Data listing
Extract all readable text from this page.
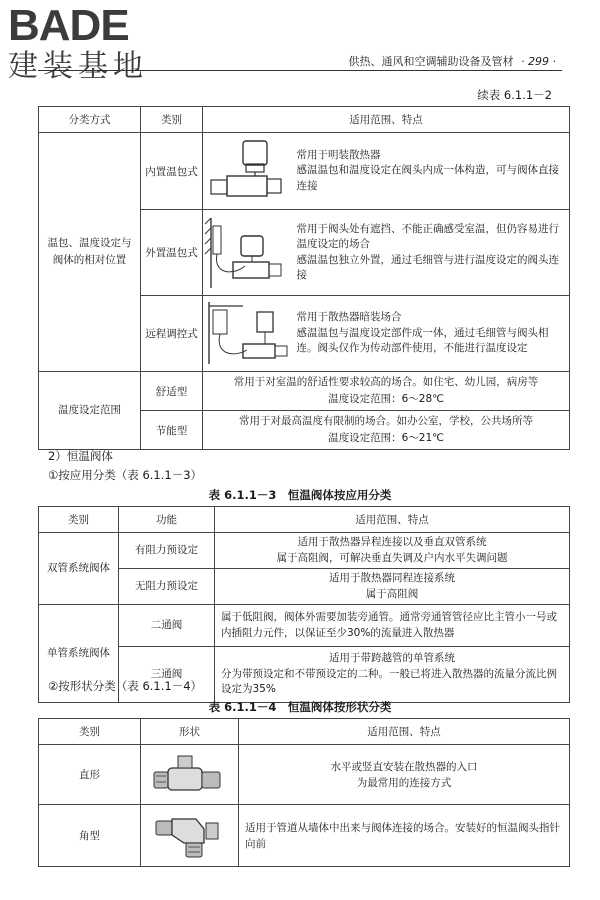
BADE
建装基地	供热、通风和空调辅助设备及管材 · 299 ·
续表 6.1.1－2
分类方式	类别	适用范围、特点	
温包、温度设定与阀体的相对位置	内置温包式		常用于明装散热器
感温温包和温度设定在阀头内成一体构造，可与阀体直接连接

	外置温包式		常用于阀头处有遮挡、不能正确感受室温，但仍容易进行温度设定的场合
感温温包独立外置，通过毛细管与进行温度设定的阀头连接

	远程调控式		常用于散热器暗装场合
感温温包与温度设定部件成一体，通过毛细管与阀头相连。阀头仅作为传动部件使用，不能进行温度设定

温度设定范围	舒适型	常用于对室温的舒适性要求较高的场合。如住宅、幼儿园，病房等
温度设定范围：6～28℃	

	节能型	常用于对最高温度有限制的场合。如办公室，学校，公共场所等
温度设定范围：6～21℃	
2）恒温阀体
①按应用分类（表 6.1.1－3）
表 6.1.1－3　恒温阀体按应用分类
类别	功能	适用范围、特点
双管系统阀体	有阻力预设定	适用于散热器异程连接以及垂直双管系统
属于高阻阀，可解决垂直失调及户内水平失调问题

	无阻力预设定	适用于散热器同程连接系统
属于高阻阀

单管系统阀体	二通阀	属于低阻阀，阀体外需要加装旁通管。通常旁通管管径应比主管小一号或内插阻力元件，以保证至少30%的流量进入散热器
	三通阀	适用于带跨越管的单管系统
分为带预设定和不带预设定的二种。一般已将进入散热器的流量分流比例设定为35%
②按形状分类（表 6.1.1－4）
表 6.1.1－4　恒温阀体按形状分类
类别	形状	适用范围、特点
直形		水平或竖直安装在散热器的入口
为最常用的连接方式

角型		适用于管道从墙体中出来与阀体连接的场合。安装好的恒温阀头指针向前
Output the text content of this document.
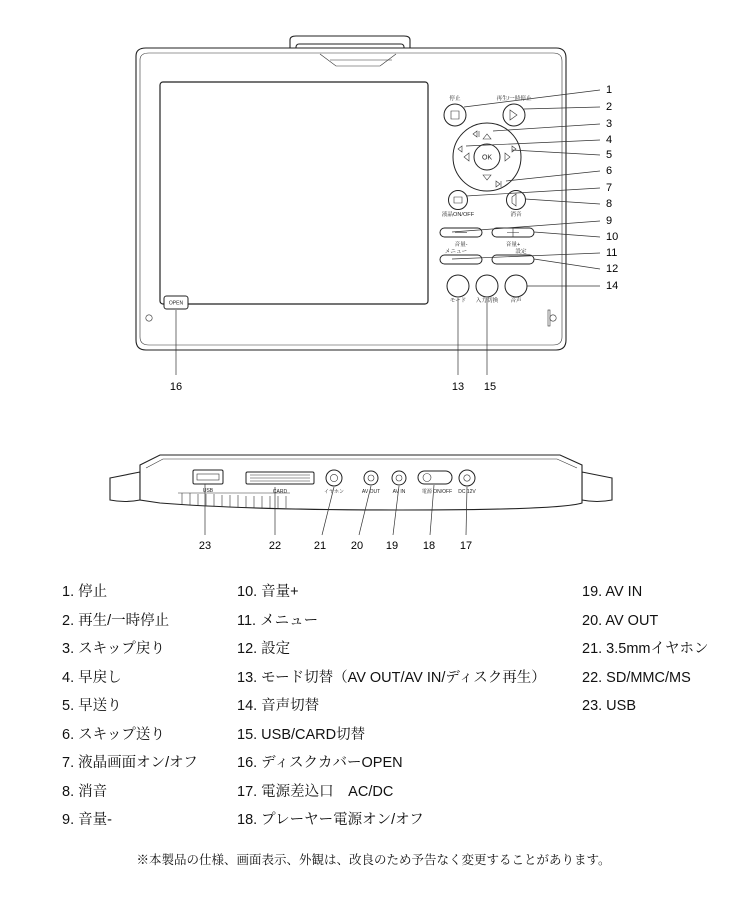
OPEN
停止	再生/一時停止
OK
液晶ON/OFF	消音
音量-	音量+
メニュー	設定
モード 入力切換 音声
1
2
3
4
5
6
7
8
9
10
11
12
14
16	13 15
USB	CARD	イヤホン	AV OUT	AV IN	電源 ON/OFF DC 12V
23	22	21 20 19 18 17
1. 停止
2. 再生/一時停止
3. スキップ戻り
4. 早戻し
5. 早送り
6. スキップ送り
7. 液晶画面オン/オフ
8. 消音
9. 音量-
10. 音量+
11. メニュー
12. 設定
13. モード切替（AV OUT/AV IN/ディスク再生）
14. 音声切替
15. USB/CARD切替
16. ディスクカバーOPEN
17. 電源差込口　AC/DC
18. プレーヤー電源オン/オフ
19. AV IN
20. AV OUT
21. 3.5mmイヤホン
22. SD/MMC/MS
23. USB
※本製品の仕様、画面表示、外観は、改良のため予告なく変更することがあります。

WHAT YOU WILL DO |
Gather all lines from the records above in which "适用范围" appears.

COMPLETE RESPONSE |
分类方式	类别	适用范围、特点	
类别	功能	适用范围、特点
类别	形状	适用范围、特点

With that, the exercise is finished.